▶ **Task instructions**: Work out how many lines hold the string "Operation". Give that number and nothing more.

▶ **Extracted data**:
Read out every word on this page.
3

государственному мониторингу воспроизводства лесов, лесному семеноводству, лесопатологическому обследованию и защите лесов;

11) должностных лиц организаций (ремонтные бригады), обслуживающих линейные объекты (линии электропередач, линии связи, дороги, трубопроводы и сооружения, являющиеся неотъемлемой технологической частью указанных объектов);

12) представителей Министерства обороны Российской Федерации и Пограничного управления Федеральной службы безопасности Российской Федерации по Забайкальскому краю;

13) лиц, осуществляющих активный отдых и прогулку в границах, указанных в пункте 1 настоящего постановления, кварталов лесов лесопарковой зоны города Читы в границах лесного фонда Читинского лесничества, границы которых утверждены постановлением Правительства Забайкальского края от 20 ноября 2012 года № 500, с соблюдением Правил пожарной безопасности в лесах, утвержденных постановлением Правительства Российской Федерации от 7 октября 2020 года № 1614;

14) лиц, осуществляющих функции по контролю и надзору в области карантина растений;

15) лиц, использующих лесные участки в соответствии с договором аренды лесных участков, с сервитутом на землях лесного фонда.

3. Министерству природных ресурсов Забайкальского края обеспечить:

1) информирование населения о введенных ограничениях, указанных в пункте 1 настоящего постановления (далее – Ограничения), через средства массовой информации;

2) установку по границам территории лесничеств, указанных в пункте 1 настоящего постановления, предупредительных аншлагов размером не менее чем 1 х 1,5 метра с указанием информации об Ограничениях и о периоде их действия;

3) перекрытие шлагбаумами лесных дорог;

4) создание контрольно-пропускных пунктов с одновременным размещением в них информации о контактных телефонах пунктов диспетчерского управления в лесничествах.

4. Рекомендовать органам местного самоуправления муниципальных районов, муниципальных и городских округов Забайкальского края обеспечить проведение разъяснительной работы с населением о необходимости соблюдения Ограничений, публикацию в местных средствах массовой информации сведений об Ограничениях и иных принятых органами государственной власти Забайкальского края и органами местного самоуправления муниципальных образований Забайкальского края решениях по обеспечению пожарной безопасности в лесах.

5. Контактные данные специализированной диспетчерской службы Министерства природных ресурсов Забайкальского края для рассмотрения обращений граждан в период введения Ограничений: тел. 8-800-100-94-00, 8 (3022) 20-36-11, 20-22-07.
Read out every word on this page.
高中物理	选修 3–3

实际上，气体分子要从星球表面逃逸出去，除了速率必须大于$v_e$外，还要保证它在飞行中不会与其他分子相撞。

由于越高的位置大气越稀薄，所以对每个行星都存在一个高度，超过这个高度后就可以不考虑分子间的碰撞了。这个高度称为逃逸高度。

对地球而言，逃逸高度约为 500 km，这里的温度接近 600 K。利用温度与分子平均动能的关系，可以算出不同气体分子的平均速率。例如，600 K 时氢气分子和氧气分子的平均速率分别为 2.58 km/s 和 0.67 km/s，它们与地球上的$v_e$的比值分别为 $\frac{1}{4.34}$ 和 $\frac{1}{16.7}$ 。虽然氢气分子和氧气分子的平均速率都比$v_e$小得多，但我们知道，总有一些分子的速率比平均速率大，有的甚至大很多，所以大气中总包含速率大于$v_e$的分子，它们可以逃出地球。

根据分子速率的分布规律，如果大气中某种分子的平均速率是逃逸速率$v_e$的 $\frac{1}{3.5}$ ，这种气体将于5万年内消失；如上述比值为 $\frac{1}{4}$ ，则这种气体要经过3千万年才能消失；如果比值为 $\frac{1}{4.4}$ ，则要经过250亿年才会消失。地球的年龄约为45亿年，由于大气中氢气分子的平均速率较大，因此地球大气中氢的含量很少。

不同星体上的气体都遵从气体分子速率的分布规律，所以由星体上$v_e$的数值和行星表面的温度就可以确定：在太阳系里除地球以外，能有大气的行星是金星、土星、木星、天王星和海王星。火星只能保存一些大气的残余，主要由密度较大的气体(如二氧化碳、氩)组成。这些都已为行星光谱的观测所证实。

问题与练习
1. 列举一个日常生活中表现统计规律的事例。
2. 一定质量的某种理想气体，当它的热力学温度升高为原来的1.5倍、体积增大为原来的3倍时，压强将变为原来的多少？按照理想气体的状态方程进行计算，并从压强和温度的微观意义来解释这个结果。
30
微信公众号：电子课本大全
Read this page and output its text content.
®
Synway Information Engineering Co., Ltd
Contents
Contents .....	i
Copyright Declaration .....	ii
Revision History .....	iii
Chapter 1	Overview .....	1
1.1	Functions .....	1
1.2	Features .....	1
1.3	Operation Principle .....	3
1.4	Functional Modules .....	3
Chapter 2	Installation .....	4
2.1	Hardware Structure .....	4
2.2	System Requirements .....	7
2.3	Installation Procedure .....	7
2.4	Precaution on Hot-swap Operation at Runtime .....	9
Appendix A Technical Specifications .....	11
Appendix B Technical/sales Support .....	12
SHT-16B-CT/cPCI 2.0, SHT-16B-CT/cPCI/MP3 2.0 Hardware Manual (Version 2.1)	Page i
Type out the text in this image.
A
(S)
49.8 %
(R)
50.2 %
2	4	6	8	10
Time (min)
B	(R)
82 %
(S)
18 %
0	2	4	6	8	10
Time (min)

▶ **Answer for this exercise**: 2